(Digital Collections) Hidden in Plain Sight: Looking Closer at the Diamond Jubilee, Baylor University, 1920

Baylor University was in the mood to celebrate in 1920, for that was the year of its diamond jubilee. Seventy-five years earlier, in the Washington County town of Independence, the university was established and named for Judge R.E.B. Baylor; the ensuing decades had seen it grow into a thriving institution in a new city, Waco.

This photograph was taken on June 16, 1920, Commencement Day for the proud new graduates. The scene is Burleson Quadrangle, a tree-covered swath of campus bounded by Carroll Library (at left), Georgia Burleson Hall (middle left), Old Main (middle right) and Carroll Science Building (right). The photographer’s perspective is centered on the statue of Rufus C. Burleson, crafted by Italian-Texan sculptor Pompeo Coppini. (Coppini’s work can be seen in the statuary of another famous figure from Baylor’s past: the seated statue of Judge Baylor located in front of Waco Hall is also his handiwork.)

As with the YMBL panoramic we examined in an earlier post, it is worth looking deeper into this photograph for glimpses of the vignettes taking place before the unblinking eye of the photographer’s camera. We note from the inscription that the photo was signed by Fred Gildersleeve, indicating his studio took the shot and developed the print, but evidence we’ll outline below indicates that it may have been Gildersleeve’s assistant who actually captured this particular image.

> Recorded data
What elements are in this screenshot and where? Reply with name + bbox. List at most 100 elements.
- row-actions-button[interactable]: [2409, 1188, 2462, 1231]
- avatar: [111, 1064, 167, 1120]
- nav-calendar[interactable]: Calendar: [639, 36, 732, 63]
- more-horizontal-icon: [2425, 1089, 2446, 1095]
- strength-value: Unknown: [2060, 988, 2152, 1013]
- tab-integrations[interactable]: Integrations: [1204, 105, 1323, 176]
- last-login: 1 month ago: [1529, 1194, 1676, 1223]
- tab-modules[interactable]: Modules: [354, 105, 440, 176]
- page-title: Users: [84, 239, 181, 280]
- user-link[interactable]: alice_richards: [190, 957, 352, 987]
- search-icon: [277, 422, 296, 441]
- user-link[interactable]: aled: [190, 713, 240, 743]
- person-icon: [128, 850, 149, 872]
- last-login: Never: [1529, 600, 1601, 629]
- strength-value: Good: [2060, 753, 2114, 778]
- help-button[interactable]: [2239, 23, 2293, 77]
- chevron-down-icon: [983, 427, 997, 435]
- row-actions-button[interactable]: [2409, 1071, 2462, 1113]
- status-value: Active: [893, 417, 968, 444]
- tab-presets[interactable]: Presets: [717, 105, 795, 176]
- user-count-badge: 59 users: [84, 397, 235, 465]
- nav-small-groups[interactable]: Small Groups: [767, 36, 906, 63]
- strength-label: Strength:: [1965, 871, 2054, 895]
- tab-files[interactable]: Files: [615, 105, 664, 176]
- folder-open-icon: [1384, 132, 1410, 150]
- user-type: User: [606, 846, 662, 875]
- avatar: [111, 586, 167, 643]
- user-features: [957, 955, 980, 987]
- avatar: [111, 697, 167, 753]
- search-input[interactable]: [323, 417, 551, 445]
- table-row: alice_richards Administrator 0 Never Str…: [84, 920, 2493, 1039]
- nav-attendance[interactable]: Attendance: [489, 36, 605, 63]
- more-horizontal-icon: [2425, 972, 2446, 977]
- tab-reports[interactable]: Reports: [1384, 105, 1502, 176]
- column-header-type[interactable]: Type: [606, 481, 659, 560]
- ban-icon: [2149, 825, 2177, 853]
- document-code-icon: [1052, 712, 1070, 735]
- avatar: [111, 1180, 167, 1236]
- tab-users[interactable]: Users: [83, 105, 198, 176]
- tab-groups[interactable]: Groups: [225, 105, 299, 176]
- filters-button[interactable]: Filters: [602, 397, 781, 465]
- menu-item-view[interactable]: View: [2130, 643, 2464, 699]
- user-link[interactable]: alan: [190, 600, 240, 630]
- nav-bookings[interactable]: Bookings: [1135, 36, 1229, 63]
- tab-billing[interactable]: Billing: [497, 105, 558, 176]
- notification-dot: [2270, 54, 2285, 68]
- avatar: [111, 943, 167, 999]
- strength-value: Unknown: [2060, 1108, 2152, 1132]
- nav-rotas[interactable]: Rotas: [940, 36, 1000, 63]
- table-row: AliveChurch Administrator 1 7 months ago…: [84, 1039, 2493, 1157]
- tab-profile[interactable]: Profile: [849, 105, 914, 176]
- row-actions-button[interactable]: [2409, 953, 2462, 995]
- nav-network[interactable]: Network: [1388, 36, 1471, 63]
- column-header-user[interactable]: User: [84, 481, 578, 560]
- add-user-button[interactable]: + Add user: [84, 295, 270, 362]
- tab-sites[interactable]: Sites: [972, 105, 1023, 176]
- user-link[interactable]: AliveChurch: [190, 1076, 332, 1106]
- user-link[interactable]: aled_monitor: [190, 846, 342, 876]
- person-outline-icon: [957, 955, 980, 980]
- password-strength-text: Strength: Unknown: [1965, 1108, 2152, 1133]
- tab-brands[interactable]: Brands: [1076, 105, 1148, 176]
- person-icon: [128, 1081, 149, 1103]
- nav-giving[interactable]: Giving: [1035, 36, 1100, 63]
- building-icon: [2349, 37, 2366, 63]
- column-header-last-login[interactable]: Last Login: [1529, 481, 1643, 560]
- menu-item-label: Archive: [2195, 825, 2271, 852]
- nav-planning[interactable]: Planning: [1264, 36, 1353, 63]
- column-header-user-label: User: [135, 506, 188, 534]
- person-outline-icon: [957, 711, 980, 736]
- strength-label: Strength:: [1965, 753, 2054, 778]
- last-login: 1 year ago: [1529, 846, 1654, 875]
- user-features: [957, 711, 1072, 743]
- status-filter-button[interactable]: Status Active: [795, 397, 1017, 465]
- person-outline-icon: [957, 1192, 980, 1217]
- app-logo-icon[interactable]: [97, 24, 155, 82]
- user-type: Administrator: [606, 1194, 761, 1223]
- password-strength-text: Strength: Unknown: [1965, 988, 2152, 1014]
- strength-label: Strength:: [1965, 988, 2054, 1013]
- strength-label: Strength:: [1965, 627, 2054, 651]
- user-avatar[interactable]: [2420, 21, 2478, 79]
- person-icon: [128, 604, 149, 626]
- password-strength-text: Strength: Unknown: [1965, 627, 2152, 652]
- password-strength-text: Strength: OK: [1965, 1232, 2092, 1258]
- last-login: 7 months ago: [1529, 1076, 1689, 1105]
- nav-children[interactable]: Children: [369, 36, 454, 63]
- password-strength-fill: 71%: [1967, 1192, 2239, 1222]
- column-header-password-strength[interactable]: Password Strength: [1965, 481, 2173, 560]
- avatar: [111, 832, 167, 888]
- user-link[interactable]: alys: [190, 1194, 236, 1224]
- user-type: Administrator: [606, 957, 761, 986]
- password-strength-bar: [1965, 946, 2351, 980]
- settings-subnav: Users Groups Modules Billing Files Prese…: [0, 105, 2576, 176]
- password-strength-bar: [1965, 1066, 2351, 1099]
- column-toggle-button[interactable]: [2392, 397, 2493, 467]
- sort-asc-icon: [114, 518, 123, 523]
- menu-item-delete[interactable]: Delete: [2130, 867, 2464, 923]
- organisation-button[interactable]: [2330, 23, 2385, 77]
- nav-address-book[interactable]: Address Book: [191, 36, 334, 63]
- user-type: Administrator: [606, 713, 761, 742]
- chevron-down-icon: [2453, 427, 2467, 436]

> Short task 1
In the passage on Baylor's diamond jubilee, who crafted the statue of Rufus C. Burleson?
> Short task 2
Return the portion of the passage on Baylor's diamond jubilee starting with "As with the" and going on through "this particular image.", word for word.

> Response 1
Italian-Texan sculptor Pompeo Coppini

> Response 2
As with the YMBL panoramic we examined in an earlier post, it is worth looking deeper into this photograph for glimpses of the vignettes taking place before the unblinking eye of the photographer’s camera. We note from the inscription that the photo was signed by Fred Gildersleeve, indicating his studio took the shot and developed the print, but evidence we’ll outline below indicates that it may have been Gildersleeve’s assistant who actually captured this particular image.